■ **Problem requirements**: Using the records provided below, locate and copy each line that contains the word "transform".

--- Start Entries provided ---

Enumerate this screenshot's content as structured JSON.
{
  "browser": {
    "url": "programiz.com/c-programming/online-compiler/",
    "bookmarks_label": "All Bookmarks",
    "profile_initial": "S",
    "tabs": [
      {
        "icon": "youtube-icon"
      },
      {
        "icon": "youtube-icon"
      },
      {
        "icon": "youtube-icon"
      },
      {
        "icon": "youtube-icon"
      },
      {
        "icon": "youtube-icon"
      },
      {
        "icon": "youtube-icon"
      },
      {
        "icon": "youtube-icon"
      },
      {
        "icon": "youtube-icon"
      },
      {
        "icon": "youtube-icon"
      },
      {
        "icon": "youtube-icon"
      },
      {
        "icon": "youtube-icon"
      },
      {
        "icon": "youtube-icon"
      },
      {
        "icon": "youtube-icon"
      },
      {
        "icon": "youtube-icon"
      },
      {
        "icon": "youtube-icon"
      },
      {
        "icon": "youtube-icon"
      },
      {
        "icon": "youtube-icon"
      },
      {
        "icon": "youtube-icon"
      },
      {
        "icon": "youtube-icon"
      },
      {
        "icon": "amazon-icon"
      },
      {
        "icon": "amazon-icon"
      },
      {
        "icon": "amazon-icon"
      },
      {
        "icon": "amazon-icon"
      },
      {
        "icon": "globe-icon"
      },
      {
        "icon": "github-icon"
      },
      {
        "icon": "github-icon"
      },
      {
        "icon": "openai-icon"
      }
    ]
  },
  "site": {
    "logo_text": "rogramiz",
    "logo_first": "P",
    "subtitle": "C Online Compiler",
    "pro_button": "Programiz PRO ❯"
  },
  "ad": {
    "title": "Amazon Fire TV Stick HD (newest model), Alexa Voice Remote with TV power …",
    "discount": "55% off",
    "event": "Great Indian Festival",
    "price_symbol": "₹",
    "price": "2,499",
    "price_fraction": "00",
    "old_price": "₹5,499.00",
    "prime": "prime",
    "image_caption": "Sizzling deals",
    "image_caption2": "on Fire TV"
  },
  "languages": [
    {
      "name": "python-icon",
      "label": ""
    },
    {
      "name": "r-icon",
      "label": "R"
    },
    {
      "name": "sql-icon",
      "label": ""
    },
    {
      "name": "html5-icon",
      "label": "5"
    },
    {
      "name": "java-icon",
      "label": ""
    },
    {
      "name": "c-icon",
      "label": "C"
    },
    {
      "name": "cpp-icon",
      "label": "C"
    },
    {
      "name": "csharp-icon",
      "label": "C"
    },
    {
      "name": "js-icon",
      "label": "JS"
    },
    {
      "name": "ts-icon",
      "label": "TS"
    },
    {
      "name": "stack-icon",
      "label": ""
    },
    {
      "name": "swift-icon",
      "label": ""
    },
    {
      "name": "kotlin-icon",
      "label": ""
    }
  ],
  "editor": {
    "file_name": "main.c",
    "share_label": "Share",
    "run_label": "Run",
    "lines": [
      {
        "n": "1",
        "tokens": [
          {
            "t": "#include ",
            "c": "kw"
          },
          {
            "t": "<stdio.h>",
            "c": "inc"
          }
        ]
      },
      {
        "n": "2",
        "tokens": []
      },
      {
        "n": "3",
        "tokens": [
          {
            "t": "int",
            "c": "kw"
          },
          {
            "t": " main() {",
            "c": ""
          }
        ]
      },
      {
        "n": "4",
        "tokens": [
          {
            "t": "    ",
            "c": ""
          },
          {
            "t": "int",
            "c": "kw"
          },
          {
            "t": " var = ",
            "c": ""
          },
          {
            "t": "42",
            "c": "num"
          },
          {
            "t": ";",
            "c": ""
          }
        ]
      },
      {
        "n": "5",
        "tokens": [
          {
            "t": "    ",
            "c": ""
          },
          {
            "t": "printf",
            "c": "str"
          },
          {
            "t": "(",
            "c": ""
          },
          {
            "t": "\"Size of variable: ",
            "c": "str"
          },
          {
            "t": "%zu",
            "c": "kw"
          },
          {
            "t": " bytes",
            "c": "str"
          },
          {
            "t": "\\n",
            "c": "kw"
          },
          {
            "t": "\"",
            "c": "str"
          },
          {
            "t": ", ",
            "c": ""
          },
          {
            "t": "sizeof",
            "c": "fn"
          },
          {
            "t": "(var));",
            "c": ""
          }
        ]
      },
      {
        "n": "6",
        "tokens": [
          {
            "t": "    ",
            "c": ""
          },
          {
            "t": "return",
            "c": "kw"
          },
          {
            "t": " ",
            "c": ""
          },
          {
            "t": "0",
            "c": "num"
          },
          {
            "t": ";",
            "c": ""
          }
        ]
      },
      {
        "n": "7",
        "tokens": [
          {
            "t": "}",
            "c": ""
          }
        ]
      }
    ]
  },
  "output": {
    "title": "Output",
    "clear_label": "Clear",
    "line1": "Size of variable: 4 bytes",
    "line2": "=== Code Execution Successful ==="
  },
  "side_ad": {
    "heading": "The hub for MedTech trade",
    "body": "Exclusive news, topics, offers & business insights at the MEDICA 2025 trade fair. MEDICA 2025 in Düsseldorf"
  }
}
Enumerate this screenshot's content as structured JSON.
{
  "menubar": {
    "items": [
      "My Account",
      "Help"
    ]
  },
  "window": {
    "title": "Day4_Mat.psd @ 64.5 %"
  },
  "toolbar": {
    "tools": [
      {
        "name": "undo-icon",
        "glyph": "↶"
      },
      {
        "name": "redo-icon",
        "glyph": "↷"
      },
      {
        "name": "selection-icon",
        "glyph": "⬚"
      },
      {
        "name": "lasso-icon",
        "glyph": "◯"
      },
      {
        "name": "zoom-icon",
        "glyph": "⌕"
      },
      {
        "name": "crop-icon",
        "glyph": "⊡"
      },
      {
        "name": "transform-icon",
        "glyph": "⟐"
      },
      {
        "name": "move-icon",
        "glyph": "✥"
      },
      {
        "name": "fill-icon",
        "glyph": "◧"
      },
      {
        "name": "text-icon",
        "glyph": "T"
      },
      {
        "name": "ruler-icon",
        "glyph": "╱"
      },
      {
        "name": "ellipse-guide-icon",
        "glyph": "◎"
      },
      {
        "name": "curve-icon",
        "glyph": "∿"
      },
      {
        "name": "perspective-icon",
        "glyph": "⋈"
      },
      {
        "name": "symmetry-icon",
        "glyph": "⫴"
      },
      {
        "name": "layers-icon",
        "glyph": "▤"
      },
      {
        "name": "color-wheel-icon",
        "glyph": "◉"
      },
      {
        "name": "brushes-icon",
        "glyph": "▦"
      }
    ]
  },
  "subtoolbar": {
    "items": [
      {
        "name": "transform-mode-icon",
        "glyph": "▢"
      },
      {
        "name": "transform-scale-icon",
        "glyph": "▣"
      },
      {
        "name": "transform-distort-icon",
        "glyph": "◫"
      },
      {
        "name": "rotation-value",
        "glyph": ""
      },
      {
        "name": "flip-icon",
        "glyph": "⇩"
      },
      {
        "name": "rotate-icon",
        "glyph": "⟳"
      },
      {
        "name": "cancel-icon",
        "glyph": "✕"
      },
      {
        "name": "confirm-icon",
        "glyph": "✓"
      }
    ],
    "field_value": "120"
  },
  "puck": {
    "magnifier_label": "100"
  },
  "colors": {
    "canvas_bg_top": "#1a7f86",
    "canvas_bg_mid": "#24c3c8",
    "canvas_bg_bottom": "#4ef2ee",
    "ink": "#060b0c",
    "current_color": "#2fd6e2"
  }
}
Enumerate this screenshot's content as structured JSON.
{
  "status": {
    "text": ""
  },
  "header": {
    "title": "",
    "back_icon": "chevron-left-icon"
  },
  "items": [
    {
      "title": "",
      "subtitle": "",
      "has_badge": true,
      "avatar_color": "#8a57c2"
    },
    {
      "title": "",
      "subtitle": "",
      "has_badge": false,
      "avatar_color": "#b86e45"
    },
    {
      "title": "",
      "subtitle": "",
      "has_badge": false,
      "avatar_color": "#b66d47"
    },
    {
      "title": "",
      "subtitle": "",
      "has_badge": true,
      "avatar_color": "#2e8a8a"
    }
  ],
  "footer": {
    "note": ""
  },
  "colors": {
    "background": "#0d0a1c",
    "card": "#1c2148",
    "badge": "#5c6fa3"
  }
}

--- End Entries provided ---

■ **Answer in full**:
        "name": "transform-icon",
        "name": "transform-mode-icon",
        "name": "transform-scale-icon",
        "name": "transform-distort-icon",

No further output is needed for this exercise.